▸ **Goal of the exercise**
Reproduce the records exactly.

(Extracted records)

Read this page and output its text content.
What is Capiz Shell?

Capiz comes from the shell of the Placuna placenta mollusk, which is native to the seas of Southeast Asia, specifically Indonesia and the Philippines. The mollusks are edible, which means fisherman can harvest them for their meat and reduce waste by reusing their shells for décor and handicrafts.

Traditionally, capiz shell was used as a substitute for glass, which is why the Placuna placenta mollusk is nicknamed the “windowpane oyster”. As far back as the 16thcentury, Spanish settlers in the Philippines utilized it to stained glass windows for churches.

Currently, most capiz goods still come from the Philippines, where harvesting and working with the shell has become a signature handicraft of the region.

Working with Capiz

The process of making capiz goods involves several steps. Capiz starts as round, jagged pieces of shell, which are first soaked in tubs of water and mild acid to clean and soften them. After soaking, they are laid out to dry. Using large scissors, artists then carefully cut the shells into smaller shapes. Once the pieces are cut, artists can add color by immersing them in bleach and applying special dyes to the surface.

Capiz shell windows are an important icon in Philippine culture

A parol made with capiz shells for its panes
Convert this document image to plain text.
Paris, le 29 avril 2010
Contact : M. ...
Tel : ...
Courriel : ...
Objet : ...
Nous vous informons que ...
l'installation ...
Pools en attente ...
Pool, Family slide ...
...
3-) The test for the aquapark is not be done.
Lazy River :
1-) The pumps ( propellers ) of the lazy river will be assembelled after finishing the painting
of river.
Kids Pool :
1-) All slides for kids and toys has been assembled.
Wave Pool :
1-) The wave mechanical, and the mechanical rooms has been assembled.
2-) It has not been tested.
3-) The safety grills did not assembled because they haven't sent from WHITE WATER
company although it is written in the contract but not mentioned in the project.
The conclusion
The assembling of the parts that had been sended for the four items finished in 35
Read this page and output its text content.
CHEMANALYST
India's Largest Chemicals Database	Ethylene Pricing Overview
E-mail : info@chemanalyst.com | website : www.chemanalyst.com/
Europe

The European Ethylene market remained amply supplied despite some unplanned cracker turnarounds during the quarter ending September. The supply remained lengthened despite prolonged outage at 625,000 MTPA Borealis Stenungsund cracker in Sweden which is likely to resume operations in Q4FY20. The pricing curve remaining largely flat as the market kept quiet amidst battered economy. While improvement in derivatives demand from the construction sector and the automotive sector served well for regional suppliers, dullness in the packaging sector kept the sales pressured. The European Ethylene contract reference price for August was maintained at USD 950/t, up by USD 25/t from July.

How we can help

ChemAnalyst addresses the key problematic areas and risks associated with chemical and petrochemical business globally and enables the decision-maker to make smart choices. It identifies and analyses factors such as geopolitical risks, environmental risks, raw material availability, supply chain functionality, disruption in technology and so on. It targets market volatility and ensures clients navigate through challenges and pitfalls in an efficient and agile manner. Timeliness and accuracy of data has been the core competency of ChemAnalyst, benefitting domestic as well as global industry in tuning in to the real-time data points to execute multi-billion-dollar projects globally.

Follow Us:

▸ **Response to this exercise**
Read this page and output its text content.
What is Capiz Shell?

Capiz comes from the shell of the Placuna placenta mollusk, which is native to the seas of Southeast Asia, specifically Indonesia and the Philippines. The mollusks are edible, which means fisherman can harvest them for their meat and reduce waste by reusing their shells for décor and handicrafts.

Traditionally, capiz shell was used as a substitute for glass, which is why the Placuna placenta mollusk is nicknamed the “windowpane oyster”. As far back as the 16thcentury, Spanish settlers in the Philippines utilized it to stained glass windows for churches.

Currently, most capiz goods still come from the Philippines, where harvesting and working with the shell has become a signature handicraft of the region.

Working with Capiz

The process of making capiz goods involves several steps. Capiz starts as round, jagged pieces of shell, which are first soaked in tubs of water and mild acid to clean and soften them. After soaking, they are laid out to dry. Using large scissors, artists then carefully cut the shells into smaller shapes. Once the pieces are cut, artists can add color by immersing them in bleach and applying special dyes to the surface.

Capiz shell windows are an important icon in Philippine culture

A parol made with capiz shells for its panes
Convert this document image to plain text.
Paris, le 29 avril 2010
Contact : M. ...
Tel : ...
Courriel : ...
Objet : ...
Nous vous informons que ...
l'installation ...
Pools en attente ...
Pool, Family slide ...
...
3-) The test for the aquapark is not be done.
Lazy River :
1-) The pumps ( propellers ) of the lazy river will be assembelled after finishing the painting
of river.
Kids Pool :
1-) All slides for kids and toys has been assembled.
Wave Pool :
1-) The wave mechanical, and the mechanical rooms has been assembled.
2-) It has not been tested.
3-) The safety grills did not assembled because they haven't sent from WHITE WATER
company although it is written in the contract but not mentioned in the project.
The conclusion
The assembling of the parts that had been sended for the four items finished in 35
Read this page and output its text content.
CHEMANALYST
India's Largest Chemicals Database	Ethylene Pricing Overview
E-mail : info@chemanalyst.com | website : www.chemanalyst.com/
Europe

The European Ethylene market remained amply supplied despite some unplanned cracker turnarounds during the quarter ending September. The supply remained lengthened despite prolonged outage at 625,000 MTPA Borealis Stenungsund cracker in Sweden which is likely to resume operations in Q4FY20. The pricing curve remaining largely flat as the market kept quiet amidst battered economy. While improvement in derivatives demand from the construction sector and the automotive sector served well for regional suppliers, dullness in the packaging sector kept the sales pressured. The European Ethylene contract reference price for August was maintained at USD 950/t, up by USD 25/t from July.

How we can help

ChemAnalyst addresses the key problematic areas and risks associated with chemical and petrochemical business globally and enables the decision-maker to make smart choices. It identifies and analyses factors such as geopolitical risks, environmental risks, raw material availability, supply chain functionality, disruption in technology and so on. It targets market volatility and ensures clients navigate through challenges and pitfalls in an efficient and agile manner. Timeliness and accuracy of data has been the core competency of ChemAnalyst, benefitting domestic as well as global industry in tuning in to the real-time data points to execute multi-billion-dollar projects globally.

Follow Us:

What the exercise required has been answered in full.